→ **EXCERPTED PASSAGE**:
-*-

You could always do it in a covered dish and put it in a low temp oven. You could start low maybe at 200 and bump up the heat if it doesn't get anywhere in 40 mins.


Using milk instead of water makes the outcome definitely creamier, although it may take a little longer (I start my burner on low-medium so the milk won't boil over). Once the milk starts to foam I add the steel cut oats and stir occasionally.

20 minutes or so is enough if you like them nuttier, or longer if you like them softer.

I add a little milk and sugar to the bowl. Yep sugar, it's a lot less than than the pre-sugared oats which are much too sweet. But you can certainly be creative as to what you add. They're a great breakfast or anytime :)

-*-

[Collection entries]
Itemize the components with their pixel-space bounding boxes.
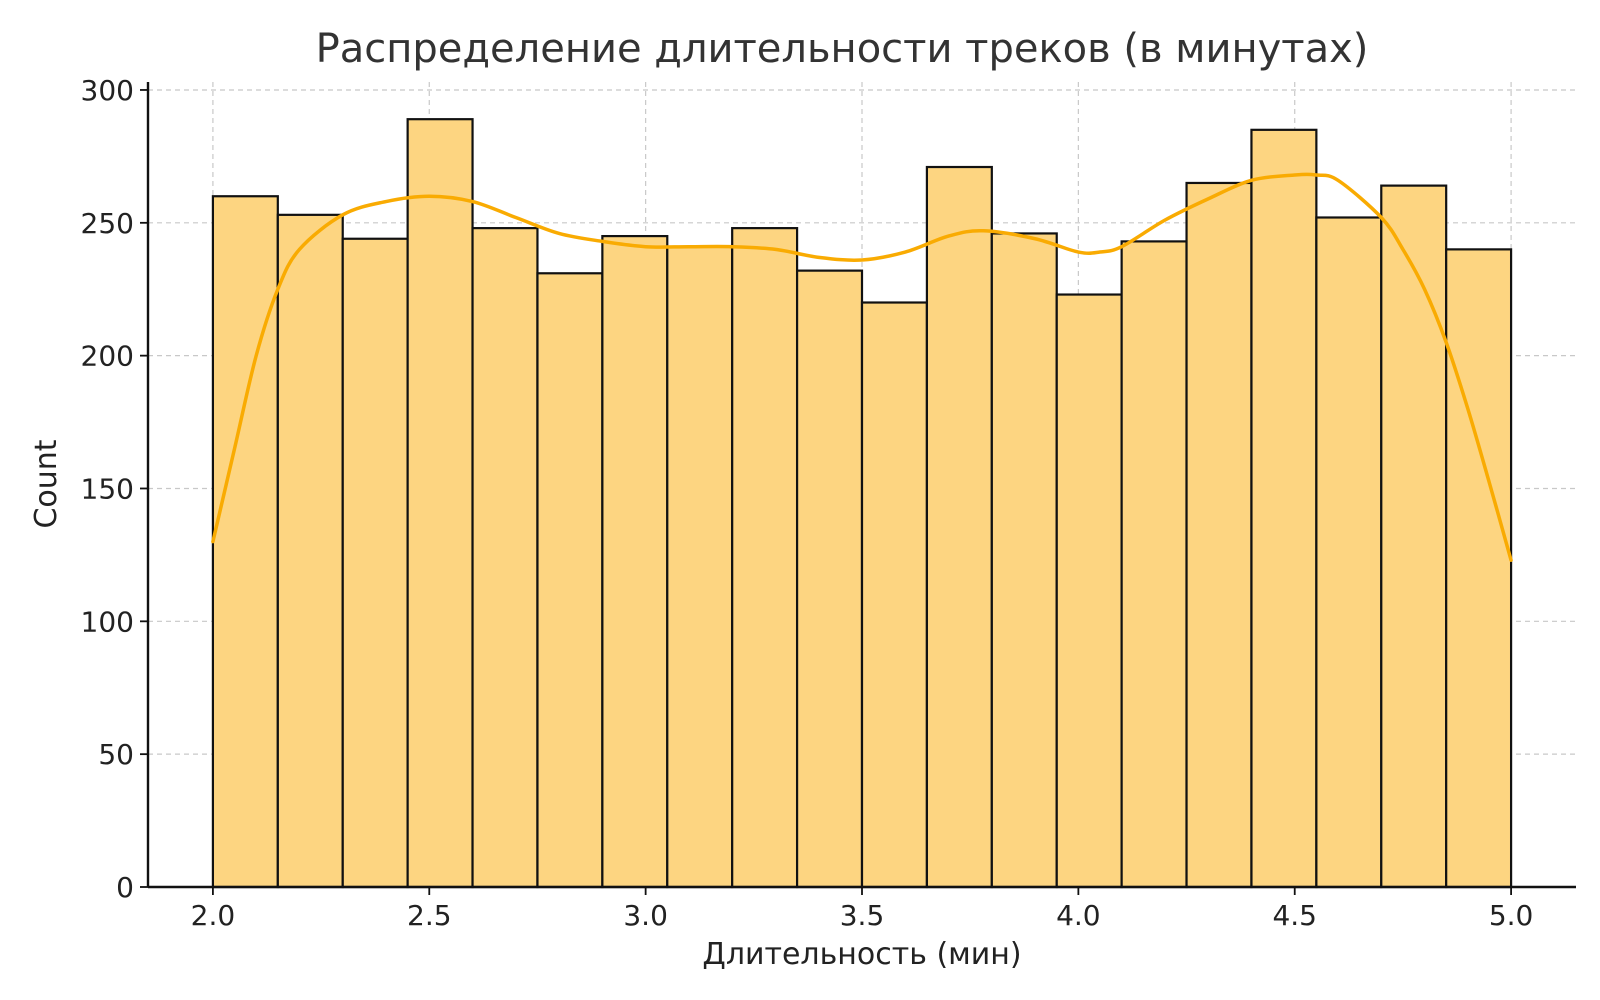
histogram-bar [666, 245, 734, 889]
histogram-bar [601, 234, 669, 889]
x-tick-label: 4.5 [1272, 899, 1317, 932]
y-tick-label: 250 [81, 207, 134, 240]
histogram-bar [1185, 181, 1253, 889]
histogram-bar [795, 269, 864, 889]
histogram-bar [1250, 128, 1318, 889]
histogram-bar [1380, 184, 1448, 889]
y-axis-label: Count [29, 439, 64, 528]
chart-title: Распределение длительности треков (в мин… [316, 26, 1369, 72]
histogram-bar [211, 195, 279, 889]
x-tick-label: 2.0 [191, 899, 236, 932]
x-tick-label: 5.0 [1489, 899, 1534, 932]
histogram-bar [1120, 240, 1188, 889]
x-tick-label: 3.0 [623, 899, 668, 932]
histogram-bar [341, 237, 409, 889]
x-tick-label: 3.5 [840, 899, 885, 932]
x-tick-label: 2.5 [407, 899, 452, 932]
histogram-bar [925, 165, 993, 889]
histogram-bar [471, 227, 539, 889]
x-tick-label: 4.0 [1056, 899, 1101, 932]
y-tick-label: 150 [81, 472, 134, 505]
histogram-bar [536, 272, 604, 889]
histogram-bar [1445, 248, 1513, 889]
x-ticks: 2.0 2.5 3.0 3.5 4.0 4.5 5.0 [191, 887, 1534, 932]
histogram-bar [406, 118, 474, 889]
y-tick-label: 0 [116, 871, 134, 904]
histogram-bar [731, 227, 799, 889]
y-tick-label: 50 [98, 738, 134, 771]
y-tick-label: 300 [81, 74, 134, 107]
y-tick-label: 200 [81, 340, 134, 373]
histogram-bar [1315, 216, 1383, 889]
x-axis-label: Длительность (мин) [702, 937, 1021, 972]
y-ticks: 0 50 100 150 200 250 300 [81, 74, 148, 904]
histogram-bars [211, 118, 1513, 889]
kde-curve [211, 172, 1513, 562]
histogram-bar [990, 232, 1058, 889]
histogram-bar [276, 213, 344, 889]
y-tick-label: 100 [81, 605, 134, 638]
kde-curve-group [211, 172, 1513, 562]
histogram-bar [860, 301, 929, 889]
histogram-bar [1055, 293, 1123, 889]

-*-

→ **WHAT YOU HAVE TO DO**: In the passage on cooking oats, what does the writer add once the milk starts to foam? This material has no connection to the passage on cooking oats.

→ **FINAL RESULT**: The steel cut oats, which the writer then stirs occasionally.